◆ **Recorded data**
>>>>>

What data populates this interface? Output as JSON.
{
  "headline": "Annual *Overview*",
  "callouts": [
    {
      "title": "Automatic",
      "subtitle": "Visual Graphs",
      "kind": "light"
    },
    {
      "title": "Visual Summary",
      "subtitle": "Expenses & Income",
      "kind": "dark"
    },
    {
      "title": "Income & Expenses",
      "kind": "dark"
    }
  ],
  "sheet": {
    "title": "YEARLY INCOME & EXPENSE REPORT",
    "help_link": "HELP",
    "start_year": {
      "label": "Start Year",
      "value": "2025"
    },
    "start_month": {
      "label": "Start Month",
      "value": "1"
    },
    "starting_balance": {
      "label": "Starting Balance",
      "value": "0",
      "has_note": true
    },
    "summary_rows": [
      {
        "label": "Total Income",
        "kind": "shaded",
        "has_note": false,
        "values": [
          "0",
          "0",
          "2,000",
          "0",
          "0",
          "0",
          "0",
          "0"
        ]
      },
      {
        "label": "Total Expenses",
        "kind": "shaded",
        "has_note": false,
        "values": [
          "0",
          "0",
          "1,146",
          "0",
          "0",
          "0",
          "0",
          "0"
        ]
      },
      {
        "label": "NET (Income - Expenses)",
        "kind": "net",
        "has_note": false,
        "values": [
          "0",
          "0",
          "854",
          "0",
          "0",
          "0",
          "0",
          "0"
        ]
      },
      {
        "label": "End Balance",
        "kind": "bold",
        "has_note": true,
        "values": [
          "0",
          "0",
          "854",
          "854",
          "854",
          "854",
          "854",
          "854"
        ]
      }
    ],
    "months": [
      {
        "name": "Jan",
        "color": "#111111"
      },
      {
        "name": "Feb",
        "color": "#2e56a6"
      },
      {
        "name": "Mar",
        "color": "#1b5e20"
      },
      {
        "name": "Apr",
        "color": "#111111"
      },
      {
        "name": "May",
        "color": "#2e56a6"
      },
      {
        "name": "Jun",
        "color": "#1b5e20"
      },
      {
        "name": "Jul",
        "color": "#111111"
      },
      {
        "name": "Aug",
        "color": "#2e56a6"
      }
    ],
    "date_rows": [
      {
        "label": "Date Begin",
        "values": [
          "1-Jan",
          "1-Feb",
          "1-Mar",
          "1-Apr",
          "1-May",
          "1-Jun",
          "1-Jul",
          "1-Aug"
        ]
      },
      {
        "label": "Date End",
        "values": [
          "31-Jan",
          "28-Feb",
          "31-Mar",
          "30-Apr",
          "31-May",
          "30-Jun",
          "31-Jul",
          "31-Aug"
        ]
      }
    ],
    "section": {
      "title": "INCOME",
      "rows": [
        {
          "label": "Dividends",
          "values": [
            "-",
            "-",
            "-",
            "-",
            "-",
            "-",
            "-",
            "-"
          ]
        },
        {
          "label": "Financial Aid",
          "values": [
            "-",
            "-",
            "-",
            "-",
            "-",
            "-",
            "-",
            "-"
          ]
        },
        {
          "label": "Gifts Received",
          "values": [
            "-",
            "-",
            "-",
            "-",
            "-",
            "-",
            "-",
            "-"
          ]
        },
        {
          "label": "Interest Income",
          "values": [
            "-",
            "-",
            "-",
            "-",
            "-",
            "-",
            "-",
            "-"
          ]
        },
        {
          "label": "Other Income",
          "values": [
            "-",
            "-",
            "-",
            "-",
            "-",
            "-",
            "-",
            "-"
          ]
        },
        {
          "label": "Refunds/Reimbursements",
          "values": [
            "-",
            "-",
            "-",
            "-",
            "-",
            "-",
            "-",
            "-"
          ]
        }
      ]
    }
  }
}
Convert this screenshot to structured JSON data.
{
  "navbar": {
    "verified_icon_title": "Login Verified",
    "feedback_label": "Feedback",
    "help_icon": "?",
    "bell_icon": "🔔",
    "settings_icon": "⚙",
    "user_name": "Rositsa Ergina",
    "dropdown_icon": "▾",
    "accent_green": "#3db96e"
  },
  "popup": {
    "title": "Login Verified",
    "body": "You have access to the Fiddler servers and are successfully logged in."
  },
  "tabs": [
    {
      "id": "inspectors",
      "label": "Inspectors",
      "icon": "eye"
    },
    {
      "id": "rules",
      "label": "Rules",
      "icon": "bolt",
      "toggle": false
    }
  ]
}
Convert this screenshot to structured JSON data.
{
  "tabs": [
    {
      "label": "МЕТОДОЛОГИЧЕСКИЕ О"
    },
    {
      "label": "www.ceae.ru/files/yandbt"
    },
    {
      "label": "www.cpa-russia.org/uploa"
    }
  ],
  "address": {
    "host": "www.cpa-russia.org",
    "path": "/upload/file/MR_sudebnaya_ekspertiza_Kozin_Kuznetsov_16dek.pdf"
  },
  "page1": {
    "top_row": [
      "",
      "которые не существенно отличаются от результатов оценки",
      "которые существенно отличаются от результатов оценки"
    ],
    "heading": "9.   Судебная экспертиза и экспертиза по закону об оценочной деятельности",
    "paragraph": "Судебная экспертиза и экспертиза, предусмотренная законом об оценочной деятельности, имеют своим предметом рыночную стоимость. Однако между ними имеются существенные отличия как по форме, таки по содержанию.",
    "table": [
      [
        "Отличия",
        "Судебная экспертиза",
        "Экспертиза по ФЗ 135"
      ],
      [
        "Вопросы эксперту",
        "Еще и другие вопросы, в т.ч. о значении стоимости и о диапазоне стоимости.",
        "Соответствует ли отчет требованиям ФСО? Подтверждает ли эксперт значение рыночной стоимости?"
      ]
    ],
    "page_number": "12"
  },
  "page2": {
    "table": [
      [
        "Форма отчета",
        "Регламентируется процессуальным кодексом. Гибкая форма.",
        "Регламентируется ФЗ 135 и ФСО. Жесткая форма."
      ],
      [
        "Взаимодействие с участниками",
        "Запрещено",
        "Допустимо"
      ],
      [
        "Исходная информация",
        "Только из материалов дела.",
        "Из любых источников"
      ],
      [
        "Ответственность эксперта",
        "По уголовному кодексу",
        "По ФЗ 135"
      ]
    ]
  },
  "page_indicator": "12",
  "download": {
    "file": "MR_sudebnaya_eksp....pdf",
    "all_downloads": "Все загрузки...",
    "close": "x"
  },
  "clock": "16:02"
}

<<<<<

Which lines contain the word "существенно"? Copy each of them.

◆ **Answer to this problem**
      "которые не существенно отличаются от результатов оценки",
      "которые существенно отличаются от результатов оценки"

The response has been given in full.